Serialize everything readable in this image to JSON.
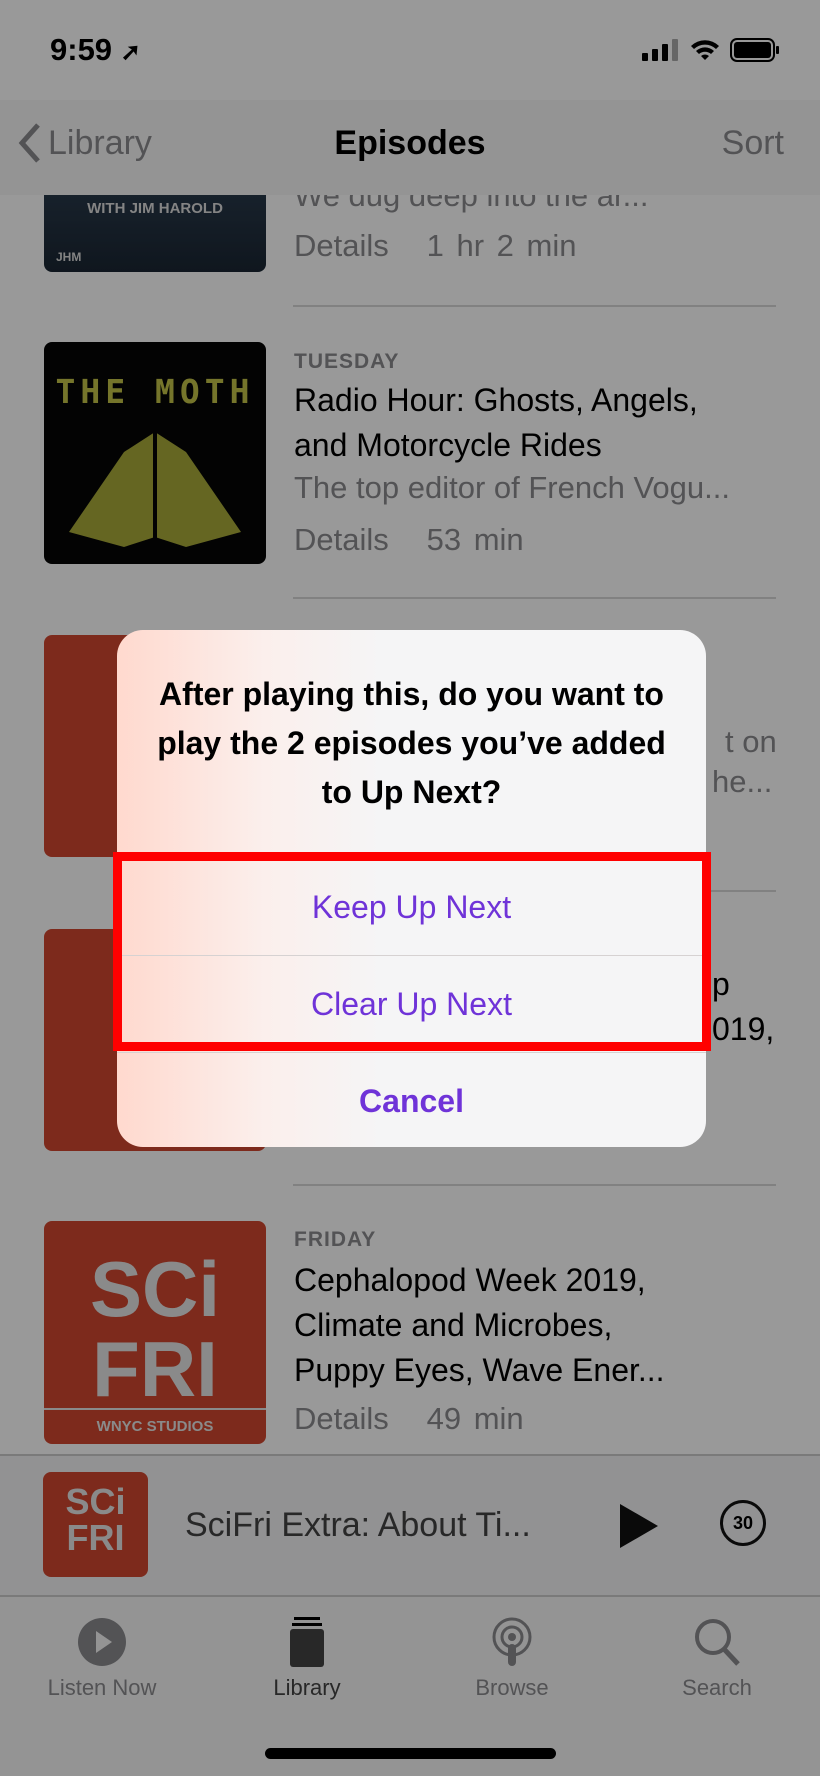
{
  "status_bar": {
    "time": "9:59",
    "location_icon": "location-arrow-icon",
    "signal_icon": "cellular-signal-icon",
    "wifi_icon": "wifi-icon",
    "battery_icon": "battery-icon"
  },
  "nav": {
    "back_label": "Library",
    "title": "Episodes",
    "sort_label": "Sort"
  },
  "episodes": [
    {
      "art": "Jim Harold podcast",
      "art_text": "WITH JIM HAROLD",
      "art_logo": "JHM",
      "day": "",
      "title": "",
      "description": "We dug deep into the ar...",
      "details": "Details",
      "duration": "1 hr 2 min"
    },
    {
      "art": "The Moth",
      "art_text": "THE MOTH",
      "day": "TUESDAY",
      "title_lines": [
        "Radio Hour: Ghosts, Angels,",
        "and Motorcycle Rides"
      ],
      "description": "The top editor of French Vogu...",
      "details": "Details",
      "duration": "53 min"
    },
    {
      "art": "SciFri",
      "visible_fragments": [
        "t on",
        "he..."
      ]
    },
    {
      "art": "SciFri",
      "visible_fragments": [
        "p",
        "019,"
      ]
    },
    {
      "art": "SciFri",
      "art_sci": "SCi",
      "art_fri": "FRI",
      "art_studio": "WNYC STUDIOS",
      "day": "FRIDAY",
      "title_lines": [
        "Cephalopod Week 2019,",
        "Climate and Microbes,",
        "Puppy Eyes, Wave Ener..."
      ],
      "details": "Details",
      "duration": "49 min"
    }
  ],
  "mini_player": {
    "title": "SciFri Extra: About Ti...",
    "play_icon": "play-icon",
    "skip_icon": "skip-forward-30-icon",
    "skip_label": "30"
  },
  "tabs": [
    {
      "label": "Listen Now",
      "icon": "play-circle-icon"
    },
    {
      "label": "Library",
      "icon": "library-icon",
      "active": true
    },
    {
      "label": "Browse",
      "icon": "podcast-icon"
    },
    {
      "label": "Search",
      "icon": "search-icon"
    }
  ],
  "alert": {
    "title": "After playing this, do you want to play the 2 episodes you’ve added to Up Next?",
    "buttons": [
      "Keep Up Next",
      "Clear Up Next"
    ],
    "cancel": "Cancel"
  },
  "colors": {
    "accent": "#6f33d8",
    "highlight": "#ff0000",
    "scifri": "#d0472f"
  }
}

STATED GOAL — In the records above, locate the lines holding the word "podcast". Copy each of them.

ANSWER TO THE EXERCISE —
      "art": "Jim Harold podcast",
      "icon": "podcast-icon"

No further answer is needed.